- OBJECTIVE
Find the lines that hold the word "POLL" and return them.
----- DATASET ENTRIES
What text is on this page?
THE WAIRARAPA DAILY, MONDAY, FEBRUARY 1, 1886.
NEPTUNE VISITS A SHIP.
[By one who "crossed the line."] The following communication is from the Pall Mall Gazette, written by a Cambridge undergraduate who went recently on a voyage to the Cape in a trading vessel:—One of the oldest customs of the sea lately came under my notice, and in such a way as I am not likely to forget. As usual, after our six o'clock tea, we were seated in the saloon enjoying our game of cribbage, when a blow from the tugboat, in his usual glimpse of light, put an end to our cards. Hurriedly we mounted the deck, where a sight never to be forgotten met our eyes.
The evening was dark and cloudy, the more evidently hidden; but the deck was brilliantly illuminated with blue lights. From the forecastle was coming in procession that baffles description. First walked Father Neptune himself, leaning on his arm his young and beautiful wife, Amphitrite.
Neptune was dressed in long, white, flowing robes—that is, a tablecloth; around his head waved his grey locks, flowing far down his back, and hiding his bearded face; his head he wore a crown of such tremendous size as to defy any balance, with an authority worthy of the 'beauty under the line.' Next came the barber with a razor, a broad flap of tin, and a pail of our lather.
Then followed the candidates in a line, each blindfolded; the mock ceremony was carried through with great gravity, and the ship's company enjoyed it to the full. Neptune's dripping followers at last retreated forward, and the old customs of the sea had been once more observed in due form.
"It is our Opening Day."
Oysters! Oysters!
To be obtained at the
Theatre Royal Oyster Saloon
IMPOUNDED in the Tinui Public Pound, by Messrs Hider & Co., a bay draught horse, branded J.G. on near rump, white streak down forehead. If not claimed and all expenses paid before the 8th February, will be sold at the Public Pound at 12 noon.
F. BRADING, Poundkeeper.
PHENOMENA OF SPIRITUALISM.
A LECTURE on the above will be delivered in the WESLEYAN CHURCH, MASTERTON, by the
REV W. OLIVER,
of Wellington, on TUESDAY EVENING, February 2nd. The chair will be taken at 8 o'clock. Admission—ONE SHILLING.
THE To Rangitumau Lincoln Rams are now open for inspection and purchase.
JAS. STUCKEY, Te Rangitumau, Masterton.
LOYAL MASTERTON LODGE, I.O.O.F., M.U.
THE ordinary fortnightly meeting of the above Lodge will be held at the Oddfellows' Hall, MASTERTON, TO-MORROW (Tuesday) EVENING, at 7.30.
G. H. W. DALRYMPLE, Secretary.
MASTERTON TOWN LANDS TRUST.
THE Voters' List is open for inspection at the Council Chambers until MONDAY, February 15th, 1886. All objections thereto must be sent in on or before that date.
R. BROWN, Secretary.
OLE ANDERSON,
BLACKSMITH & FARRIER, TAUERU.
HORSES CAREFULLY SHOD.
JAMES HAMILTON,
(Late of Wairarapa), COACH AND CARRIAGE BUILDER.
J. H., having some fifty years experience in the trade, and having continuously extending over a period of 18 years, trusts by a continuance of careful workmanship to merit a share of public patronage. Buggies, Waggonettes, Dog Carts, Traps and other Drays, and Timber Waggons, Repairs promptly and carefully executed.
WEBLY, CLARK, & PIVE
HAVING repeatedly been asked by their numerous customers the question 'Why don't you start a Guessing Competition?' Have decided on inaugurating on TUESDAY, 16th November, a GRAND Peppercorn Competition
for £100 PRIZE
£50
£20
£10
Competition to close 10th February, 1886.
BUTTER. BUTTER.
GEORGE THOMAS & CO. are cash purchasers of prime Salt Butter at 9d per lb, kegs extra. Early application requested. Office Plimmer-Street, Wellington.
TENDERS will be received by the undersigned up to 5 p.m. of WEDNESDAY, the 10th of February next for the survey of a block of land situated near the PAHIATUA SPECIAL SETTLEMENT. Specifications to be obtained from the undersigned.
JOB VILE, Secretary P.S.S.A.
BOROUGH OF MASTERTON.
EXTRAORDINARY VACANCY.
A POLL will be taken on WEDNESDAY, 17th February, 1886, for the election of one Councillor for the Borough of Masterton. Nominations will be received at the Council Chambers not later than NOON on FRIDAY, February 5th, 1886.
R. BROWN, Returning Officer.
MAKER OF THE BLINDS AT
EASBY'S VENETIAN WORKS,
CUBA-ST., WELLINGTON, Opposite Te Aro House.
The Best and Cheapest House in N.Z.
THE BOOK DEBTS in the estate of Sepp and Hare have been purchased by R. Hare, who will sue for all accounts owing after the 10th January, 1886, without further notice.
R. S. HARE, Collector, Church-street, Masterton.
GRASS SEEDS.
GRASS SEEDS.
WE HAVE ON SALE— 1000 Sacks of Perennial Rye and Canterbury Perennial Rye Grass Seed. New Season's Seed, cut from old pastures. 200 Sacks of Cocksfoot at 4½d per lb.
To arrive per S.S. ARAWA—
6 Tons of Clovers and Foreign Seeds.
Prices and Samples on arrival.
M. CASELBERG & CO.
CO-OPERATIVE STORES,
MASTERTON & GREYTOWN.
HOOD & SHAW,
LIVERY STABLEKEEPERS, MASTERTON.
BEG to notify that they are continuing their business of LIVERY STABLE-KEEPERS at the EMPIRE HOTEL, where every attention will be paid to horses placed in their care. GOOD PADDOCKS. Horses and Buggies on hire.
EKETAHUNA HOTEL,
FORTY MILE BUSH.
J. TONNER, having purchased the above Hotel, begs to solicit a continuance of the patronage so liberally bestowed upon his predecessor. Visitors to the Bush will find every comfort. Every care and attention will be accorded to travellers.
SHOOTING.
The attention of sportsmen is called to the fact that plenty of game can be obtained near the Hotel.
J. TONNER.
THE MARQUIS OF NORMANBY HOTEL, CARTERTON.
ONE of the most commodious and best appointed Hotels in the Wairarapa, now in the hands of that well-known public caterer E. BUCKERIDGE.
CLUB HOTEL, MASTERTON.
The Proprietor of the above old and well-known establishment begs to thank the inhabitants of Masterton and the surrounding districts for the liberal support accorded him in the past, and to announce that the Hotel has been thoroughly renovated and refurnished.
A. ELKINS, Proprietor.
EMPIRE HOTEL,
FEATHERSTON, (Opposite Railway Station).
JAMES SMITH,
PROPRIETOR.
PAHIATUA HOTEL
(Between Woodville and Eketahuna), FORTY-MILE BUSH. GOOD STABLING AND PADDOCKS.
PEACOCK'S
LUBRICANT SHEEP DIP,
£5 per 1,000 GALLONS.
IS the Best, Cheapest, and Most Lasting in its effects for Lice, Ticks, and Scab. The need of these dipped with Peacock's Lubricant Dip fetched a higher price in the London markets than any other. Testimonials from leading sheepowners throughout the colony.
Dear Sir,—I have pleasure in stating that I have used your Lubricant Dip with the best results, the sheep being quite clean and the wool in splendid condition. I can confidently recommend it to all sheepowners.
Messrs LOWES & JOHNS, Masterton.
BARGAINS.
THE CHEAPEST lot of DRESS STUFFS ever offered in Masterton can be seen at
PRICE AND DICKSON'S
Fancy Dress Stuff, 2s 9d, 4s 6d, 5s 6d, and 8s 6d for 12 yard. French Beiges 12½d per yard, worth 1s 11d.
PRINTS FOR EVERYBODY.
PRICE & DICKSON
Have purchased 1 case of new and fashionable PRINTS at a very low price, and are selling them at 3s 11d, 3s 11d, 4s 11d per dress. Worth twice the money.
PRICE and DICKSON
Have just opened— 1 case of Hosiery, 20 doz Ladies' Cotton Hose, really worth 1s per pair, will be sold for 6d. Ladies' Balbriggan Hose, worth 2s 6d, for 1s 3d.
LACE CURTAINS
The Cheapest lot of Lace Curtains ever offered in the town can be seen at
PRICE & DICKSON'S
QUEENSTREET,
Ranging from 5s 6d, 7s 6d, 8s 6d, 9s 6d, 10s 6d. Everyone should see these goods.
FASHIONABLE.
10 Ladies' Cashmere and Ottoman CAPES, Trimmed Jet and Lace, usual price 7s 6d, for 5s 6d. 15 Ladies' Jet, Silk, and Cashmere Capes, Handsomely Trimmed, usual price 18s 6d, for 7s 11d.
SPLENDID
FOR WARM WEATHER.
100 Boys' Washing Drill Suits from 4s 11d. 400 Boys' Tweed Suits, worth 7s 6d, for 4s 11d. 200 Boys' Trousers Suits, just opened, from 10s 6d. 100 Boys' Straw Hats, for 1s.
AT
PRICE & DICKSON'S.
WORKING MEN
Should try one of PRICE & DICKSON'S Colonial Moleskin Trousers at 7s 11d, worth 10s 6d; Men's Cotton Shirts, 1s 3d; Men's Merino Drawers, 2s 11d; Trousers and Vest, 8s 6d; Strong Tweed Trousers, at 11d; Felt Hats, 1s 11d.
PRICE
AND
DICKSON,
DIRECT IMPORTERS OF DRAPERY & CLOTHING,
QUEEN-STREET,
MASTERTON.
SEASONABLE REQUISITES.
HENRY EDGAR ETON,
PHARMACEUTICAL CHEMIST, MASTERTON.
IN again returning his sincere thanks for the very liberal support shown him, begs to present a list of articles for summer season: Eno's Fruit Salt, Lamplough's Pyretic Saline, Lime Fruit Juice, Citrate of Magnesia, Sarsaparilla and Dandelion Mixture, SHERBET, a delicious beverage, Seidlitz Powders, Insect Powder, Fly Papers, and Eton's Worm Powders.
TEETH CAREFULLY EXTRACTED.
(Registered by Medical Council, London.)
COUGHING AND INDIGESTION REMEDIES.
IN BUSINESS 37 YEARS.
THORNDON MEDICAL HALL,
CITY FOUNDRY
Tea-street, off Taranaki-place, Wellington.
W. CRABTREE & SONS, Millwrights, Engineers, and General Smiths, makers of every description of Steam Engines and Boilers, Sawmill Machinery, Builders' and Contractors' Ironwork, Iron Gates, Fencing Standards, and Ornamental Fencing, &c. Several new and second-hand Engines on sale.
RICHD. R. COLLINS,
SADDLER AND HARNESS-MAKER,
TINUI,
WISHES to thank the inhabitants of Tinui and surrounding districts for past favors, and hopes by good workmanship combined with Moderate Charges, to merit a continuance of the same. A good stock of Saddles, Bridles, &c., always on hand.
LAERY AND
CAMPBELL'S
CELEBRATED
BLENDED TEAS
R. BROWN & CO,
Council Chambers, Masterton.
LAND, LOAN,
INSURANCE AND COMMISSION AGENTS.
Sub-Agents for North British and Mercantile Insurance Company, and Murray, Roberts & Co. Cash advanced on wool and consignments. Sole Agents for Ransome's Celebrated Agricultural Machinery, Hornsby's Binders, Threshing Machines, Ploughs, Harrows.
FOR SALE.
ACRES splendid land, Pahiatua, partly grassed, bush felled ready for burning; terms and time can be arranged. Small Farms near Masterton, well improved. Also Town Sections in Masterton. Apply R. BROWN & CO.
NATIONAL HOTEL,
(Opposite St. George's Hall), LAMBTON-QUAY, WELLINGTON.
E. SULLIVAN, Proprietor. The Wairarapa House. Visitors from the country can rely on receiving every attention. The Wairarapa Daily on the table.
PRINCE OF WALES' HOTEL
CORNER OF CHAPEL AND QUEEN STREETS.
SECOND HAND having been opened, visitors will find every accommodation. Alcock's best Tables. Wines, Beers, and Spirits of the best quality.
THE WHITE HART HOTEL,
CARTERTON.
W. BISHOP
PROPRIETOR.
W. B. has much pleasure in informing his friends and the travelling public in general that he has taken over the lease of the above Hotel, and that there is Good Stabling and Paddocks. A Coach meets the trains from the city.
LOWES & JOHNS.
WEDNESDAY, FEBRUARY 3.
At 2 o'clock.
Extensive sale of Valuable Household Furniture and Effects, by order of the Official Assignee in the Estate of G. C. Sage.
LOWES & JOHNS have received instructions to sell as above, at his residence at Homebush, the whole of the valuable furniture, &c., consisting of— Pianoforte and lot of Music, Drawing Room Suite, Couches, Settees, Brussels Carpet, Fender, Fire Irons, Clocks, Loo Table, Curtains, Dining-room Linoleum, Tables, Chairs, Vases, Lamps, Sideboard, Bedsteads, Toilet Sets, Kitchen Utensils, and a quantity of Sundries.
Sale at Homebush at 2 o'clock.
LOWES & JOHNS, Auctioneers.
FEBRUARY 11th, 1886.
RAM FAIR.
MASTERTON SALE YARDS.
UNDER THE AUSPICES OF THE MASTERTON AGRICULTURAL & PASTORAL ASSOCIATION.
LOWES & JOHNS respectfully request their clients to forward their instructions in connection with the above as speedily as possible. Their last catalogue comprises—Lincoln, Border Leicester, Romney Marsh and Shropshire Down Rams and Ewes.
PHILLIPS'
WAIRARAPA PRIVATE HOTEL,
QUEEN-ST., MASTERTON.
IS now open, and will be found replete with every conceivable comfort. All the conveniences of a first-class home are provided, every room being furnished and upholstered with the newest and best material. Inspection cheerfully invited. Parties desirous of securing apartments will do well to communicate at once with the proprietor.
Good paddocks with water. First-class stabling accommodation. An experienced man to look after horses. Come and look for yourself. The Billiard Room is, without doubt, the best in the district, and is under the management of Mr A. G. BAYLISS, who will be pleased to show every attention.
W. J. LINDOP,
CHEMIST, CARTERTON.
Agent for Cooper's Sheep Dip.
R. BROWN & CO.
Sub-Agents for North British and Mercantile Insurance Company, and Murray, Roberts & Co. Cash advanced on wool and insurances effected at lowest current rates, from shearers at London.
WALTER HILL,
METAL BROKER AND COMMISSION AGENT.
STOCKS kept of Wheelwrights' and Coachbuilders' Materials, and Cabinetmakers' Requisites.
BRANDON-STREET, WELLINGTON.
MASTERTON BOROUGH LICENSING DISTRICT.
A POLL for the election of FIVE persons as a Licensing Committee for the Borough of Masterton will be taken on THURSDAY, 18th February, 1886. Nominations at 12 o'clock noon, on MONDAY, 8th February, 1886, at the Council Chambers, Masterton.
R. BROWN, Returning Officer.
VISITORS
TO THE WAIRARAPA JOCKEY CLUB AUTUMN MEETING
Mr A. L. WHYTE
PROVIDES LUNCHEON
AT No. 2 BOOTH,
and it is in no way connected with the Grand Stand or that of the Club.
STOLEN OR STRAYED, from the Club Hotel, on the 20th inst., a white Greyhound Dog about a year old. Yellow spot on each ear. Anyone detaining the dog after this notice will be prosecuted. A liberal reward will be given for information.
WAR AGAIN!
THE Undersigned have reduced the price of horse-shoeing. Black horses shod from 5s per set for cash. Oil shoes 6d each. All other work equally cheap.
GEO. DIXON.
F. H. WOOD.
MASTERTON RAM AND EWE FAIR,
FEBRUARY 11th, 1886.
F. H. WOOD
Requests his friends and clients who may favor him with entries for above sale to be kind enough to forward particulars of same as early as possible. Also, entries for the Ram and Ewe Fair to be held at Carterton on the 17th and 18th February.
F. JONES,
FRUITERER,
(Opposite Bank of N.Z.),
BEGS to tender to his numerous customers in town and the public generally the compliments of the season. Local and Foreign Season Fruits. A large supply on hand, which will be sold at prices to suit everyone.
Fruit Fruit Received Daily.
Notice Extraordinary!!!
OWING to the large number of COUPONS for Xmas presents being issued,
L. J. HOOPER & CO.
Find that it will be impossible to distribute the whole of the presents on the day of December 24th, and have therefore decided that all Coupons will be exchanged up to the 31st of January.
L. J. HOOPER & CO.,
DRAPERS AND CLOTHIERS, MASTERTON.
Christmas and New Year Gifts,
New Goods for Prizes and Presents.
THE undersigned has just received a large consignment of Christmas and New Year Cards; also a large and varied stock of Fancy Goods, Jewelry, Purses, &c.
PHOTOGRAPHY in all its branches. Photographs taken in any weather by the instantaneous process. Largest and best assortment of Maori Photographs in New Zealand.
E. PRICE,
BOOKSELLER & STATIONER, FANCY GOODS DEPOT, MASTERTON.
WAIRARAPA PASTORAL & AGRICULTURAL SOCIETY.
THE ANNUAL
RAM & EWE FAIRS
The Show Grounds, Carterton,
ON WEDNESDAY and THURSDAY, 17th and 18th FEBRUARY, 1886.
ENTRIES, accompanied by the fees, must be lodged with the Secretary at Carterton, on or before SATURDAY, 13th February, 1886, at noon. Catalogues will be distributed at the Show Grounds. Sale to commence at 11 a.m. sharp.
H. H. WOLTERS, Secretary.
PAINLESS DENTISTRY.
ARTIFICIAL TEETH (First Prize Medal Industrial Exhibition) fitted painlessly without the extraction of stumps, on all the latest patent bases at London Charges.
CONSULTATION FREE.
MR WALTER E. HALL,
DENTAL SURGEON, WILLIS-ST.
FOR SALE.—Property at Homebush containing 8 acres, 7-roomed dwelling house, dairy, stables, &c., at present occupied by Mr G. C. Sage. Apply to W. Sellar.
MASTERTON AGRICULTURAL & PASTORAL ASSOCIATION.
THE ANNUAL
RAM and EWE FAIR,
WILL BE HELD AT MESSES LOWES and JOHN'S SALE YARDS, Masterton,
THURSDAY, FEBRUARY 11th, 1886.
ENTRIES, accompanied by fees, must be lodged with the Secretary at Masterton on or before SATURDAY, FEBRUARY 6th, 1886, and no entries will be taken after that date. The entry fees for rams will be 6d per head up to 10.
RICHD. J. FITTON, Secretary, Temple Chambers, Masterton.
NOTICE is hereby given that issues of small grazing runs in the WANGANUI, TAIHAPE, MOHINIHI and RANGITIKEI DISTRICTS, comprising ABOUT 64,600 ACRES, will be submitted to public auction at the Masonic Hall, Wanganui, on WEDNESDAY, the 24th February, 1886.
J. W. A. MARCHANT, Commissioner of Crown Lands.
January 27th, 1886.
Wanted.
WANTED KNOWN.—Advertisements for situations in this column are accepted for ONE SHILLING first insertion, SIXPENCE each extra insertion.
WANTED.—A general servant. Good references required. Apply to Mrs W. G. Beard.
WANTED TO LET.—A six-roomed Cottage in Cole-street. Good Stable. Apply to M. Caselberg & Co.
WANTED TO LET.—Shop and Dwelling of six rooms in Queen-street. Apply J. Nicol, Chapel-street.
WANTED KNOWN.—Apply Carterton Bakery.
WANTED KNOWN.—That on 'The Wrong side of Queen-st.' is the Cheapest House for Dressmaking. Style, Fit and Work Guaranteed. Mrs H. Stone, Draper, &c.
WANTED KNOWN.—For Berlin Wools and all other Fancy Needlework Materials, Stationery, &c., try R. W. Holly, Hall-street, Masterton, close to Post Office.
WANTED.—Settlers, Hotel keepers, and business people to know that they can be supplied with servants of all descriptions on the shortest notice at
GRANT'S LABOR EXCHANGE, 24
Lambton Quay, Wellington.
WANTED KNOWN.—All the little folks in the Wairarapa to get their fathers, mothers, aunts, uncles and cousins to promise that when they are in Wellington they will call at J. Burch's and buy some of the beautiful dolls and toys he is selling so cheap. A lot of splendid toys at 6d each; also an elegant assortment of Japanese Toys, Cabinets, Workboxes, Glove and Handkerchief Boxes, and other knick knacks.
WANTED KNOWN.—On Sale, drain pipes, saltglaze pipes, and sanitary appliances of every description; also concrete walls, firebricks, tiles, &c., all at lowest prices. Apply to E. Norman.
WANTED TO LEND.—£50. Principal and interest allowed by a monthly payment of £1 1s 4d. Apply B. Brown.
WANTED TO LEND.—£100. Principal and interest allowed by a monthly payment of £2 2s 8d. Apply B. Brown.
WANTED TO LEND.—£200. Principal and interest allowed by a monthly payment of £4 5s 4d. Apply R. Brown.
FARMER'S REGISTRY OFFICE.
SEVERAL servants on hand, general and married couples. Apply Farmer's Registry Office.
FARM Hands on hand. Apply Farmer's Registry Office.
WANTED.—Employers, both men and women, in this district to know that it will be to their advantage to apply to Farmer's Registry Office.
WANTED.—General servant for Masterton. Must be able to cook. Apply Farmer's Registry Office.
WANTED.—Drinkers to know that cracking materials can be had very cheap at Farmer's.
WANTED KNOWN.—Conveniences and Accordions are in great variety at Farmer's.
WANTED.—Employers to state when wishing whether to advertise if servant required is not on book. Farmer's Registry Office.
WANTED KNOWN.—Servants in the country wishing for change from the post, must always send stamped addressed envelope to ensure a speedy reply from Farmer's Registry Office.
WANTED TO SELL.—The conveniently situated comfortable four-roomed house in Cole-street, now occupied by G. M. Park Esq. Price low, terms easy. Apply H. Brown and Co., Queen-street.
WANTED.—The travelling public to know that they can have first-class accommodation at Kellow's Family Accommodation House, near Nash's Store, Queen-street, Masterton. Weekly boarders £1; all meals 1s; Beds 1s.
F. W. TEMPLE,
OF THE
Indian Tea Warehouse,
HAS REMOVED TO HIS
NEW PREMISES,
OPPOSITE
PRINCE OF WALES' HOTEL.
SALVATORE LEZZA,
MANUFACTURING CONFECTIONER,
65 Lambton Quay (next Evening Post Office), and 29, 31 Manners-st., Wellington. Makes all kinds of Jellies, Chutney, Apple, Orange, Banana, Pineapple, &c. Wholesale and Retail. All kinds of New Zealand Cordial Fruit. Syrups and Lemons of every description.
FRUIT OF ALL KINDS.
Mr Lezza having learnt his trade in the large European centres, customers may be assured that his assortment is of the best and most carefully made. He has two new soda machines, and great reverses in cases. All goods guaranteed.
----------
- COMPLETED TASK
A POLL will be taken on WEDNESDAY, 17th February, 1886, for the election of one Councillor for the Borough of Masterton. Nominations will be received at the Council Chambers not later than NOON on FRIDAY, February 5th, 1886.
A POLL for the election of FIVE persons as a Licensing Committee for the Borough of Masterton will be taken on THURSDAY, 18th February, 1886. Nominations at 12 o'clock noon, on MONDAY, 8th February, 1886, at the Council Chambers, Masterton.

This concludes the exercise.